--- start Listing ---
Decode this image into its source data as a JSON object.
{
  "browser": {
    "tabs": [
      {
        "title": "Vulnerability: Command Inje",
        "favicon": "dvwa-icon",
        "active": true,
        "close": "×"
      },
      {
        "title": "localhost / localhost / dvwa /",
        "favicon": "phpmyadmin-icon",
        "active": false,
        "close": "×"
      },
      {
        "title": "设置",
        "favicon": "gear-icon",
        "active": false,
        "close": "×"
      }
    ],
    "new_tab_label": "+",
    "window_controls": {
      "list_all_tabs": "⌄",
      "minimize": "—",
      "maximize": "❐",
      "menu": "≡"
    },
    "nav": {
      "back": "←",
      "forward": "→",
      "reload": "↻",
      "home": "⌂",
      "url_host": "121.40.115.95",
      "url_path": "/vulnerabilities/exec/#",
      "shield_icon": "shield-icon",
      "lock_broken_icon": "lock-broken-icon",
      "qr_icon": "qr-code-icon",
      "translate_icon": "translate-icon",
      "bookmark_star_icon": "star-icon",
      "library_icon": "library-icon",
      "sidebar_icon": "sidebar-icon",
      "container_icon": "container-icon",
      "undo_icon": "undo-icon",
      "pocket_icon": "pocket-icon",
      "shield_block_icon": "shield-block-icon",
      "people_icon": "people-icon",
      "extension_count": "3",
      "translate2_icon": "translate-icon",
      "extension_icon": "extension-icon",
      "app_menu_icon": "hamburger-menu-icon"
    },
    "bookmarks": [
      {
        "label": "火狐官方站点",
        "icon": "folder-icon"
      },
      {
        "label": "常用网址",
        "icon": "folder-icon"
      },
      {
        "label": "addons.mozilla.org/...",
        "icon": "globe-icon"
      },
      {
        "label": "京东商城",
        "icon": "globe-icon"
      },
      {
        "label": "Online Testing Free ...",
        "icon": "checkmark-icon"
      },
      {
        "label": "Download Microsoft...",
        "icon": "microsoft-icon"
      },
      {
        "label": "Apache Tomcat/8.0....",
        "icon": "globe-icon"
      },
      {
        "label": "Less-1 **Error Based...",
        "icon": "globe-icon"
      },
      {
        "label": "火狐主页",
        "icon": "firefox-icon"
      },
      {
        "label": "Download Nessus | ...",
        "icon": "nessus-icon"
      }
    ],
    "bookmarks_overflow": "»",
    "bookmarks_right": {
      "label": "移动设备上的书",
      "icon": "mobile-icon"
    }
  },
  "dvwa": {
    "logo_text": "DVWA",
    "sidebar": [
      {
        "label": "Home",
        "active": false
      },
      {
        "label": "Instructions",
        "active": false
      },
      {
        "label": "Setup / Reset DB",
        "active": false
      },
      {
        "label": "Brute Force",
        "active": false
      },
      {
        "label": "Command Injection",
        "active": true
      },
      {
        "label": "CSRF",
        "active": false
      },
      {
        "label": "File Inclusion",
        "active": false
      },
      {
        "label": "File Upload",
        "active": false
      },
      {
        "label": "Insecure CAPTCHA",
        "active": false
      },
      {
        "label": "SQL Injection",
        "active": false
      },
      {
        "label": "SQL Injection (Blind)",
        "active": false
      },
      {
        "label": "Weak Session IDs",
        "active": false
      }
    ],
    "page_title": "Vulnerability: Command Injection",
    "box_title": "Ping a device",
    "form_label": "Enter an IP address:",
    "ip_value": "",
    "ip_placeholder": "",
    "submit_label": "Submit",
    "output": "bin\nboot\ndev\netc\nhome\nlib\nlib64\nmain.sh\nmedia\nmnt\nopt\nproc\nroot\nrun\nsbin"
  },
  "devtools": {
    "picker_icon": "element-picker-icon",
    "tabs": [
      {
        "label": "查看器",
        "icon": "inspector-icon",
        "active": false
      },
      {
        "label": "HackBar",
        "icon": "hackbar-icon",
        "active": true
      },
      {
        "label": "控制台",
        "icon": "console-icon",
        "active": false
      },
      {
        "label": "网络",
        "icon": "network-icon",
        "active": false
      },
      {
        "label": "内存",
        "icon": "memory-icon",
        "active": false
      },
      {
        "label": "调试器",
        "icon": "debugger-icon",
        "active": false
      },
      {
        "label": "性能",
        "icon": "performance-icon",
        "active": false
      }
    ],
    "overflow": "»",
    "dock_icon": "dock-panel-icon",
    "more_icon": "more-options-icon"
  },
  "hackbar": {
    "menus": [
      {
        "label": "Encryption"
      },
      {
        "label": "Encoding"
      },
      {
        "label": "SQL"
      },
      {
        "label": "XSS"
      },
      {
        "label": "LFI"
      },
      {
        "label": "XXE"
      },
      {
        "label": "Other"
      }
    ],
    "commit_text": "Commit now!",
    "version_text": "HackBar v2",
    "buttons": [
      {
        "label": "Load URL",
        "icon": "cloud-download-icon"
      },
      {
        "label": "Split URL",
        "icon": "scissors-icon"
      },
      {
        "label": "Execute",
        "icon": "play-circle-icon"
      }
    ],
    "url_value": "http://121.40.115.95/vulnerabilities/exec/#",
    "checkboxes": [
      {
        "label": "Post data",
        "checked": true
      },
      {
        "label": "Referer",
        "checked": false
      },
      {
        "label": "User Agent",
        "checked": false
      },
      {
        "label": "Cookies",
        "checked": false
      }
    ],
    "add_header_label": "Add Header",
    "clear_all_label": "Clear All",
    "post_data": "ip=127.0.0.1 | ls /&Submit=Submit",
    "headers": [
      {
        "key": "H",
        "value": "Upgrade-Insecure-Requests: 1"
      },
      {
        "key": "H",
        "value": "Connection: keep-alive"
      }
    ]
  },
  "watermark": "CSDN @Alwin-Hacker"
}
--- end Listing ---
* Exercise directions
Write out every line from the records above, word for word.

* Worked answer
Decode this image into its source data as a JSON object.
{
  "browser": {
    "tabs": [
      {
        "title": "Vulnerability: Command Inje",
        "favicon": "dvwa-icon",
        "active": true,
        "close": "×"
      },
      {
        "title": "localhost / localhost / dvwa /",
        "favicon": "phpmyadmin-icon",
        "active": false,
        "close": "×"
      },
      {
        "title": "设置",
        "favicon": "gear-icon",
        "active": false,
        "close": "×"
      }
    ],
    "new_tab_label": "+",
    "window_controls": {
      "list_all_tabs": "⌄",
      "minimize": "—",
      "maximize": "❐",
      "menu": "≡"
    },
    "nav": {
      "back": "←",
      "forward": "→",
      "reload": "↻",
      "home": "⌂",
      "url_host": "121.40.115.95",
      "url_path": "/vulnerabilities/exec/#",
      "shield_icon": "shield-icon",
      "lock_broken_icon": "lock-broken-icon",
      "qr_icon": "qr-code-icon",
      "translate_icon": "translate-icon",
      "bookmark_star_icon": "star-icon",
      "library_icon": "library-icon",
      "sidebar_icon": "sidebar-icon",
      "container_icon": "container-icon",
      "undo_icon": "undo-icon",
      "pocket_icon": "pocket-icon",
      "shield_block_icon": "shield-block-icon",
      "people_icon": "people-icon",
      "extension_count": "3",
      "translate2_icon": "translate-icon",
      "extension_icon": "extension-icon",
      "app_menu_icon": "hamburger-menu-icon"
    },
    "bookmarks": [
      {
        "label": "火狐官方站点",
        "icon": "folder-icon"
      },
      {
        "label": "常用网址",
        "icon": "folder-icon"
      },
      {
        "label": "addons.mozilla.org/...",
        "icon": "globe-icon"
      },
      {
        "label": "京东商城",
        "icon": "globe-icon"
      },
      {
        "label": "Online Testing Free ...",
        "icon": "checkmark-icon"
      },
      {
        "label": "Download Microsoft...",
        "icon": "microsoft-icon"
      },
      {
        "label": "Apache Tomcat/8.0....",
        "icon": "globe-icon"
      },
      {
        "label": "Less-1 **Error Based...",
        "icon": "globe-icon"
      },
      {
        "label": "火狐主页",
        "icon": "firefox-icon"
      },
      {
        "label": "Download Nessus | ...",
        "icon": "nessus-icon"
      }
    ],
    "bookmarks_overflow": "»",
    "bookmarks_right": {
      "label": "移动设备上的书",
      "icon": "mobile-icon"
    }
  },
  "dvwa": {
    "logo_text": "DVWA",
    "sidebar": [
      {
        "label": "Home",
        "active": false
      },
      {
        "label": "Instructions",
        "active": false
      },
      {
        "label": "Setup / Reset DB",
        "active": false
      },
      {
        "label": "Brute Force",
        "active": false
      },
      {
        "label": "Command Injection",
        "active": true
      },
      {
        "label": "CSRF",
        "active": false
      },
      {
        "label": "File Inclusion",
        "active": false
      },
      {
        "label": "File Upload",
        "active": false
      },
      {
        "label": "Insecure CAPTCHA",
        "active": false
      },
      {
        "label": "SQL Injection",
        "active": false
      },
      {
        "label": "SQL Injection (Blind)",
        "active": false
      },
      {
        "label": "Weak Session IDs",
        "active": false
      }
    ],
    "page_title": "Vulnerability: Command Injection",
    "box_title": "Ping a device",
    "form_label": "Enter an IP address:",
    "ip_value": "",
    "ip_placeholder": "",
    "submit_label": "Submit",
    "output": "bin\nboot\ndev\netc\nhome\nlib\nlib64\nmain.sh\nmedia\nmnt\nopt\nproc\nroot\nrun\nsbin"
  },
  "devtools": {
    "picker_icon": "element-picker-icon",
    "tabs": [
      {
        "label": "查看器",
        "icon": "inspector-icon",
        "active": false
      },
      {
        "label": "HackBar",
        "icon": "hackbar-icon",
        "active": true
      },
      {
        "label": "控制台",
        "icon": "console-icon",
        "active": false
      },
      {
        "label": "网络",
        "icon": "network-icon",
        "active": false
      },
      {
        "label": "内存",
        "icon": "memory-icon",
        "active": false
      },
      {
        "label": "调试器",
        "icon": "debugger-icon",
        "active": false
      },
      {
        "label": "性能",
        "icon": "performance-icon",
        "active": false
      }
    ],
    "overflow": "»",
    "dock_icon": "dock-panel-icon",
    "more_icon": "more-options-icon"
  },
  "hackbar": {
    "menus": [
      {
        "label": "Encryption"
      },
      {
        "label": "Encoding"
      },
      {
        "label": "SQL"
      },
      {
        "label": "XSS"
      },
      {
        "label": "LFI"
      },
      {
        "label": "XXE"
      },
      {
        "label": "Other"
      }
    ],
    "commit_text": "Commit now!",
    "version_text": "HackBar v2",
    "buttons": [
      {
        "label": "Load URL",
        "icon": "cloud-download-icon"
      },
      {
        "label": "Split URL",
        "icon": "scissors-icon"
      },
      {
        "label": "Execute",
        "icon": "play-circle-icon"
      }
    ],
    "url_value": "http://121.40.115.95/vulnerabilities/exec/#",
    "checkboxes": [
      {
        "label": "Post data",
        "checked": true
      },
      {
        "label": "Referer",
        "checked": false
      },
      {
        "label": "User Agent",
        "checked": false
      },
      {
        "label": "Cookies",
        "checked": false
      }
    ],
    "add_header_label": "Add Header",
    "clear_all_label": "Clear All",
    "post_data": "ip=127.0.0.1 | ls /&Submit=Submit",
    "headers": [
      {
        "key": "H",
        "value": "Upgrade-Insecure-Requests: 1"
      },
      {
        "key": "H",
        "value": "Connection: keep-alive"
      }
    ]
  },
  "watermark": "CSDN @Alwin-Hacker"
}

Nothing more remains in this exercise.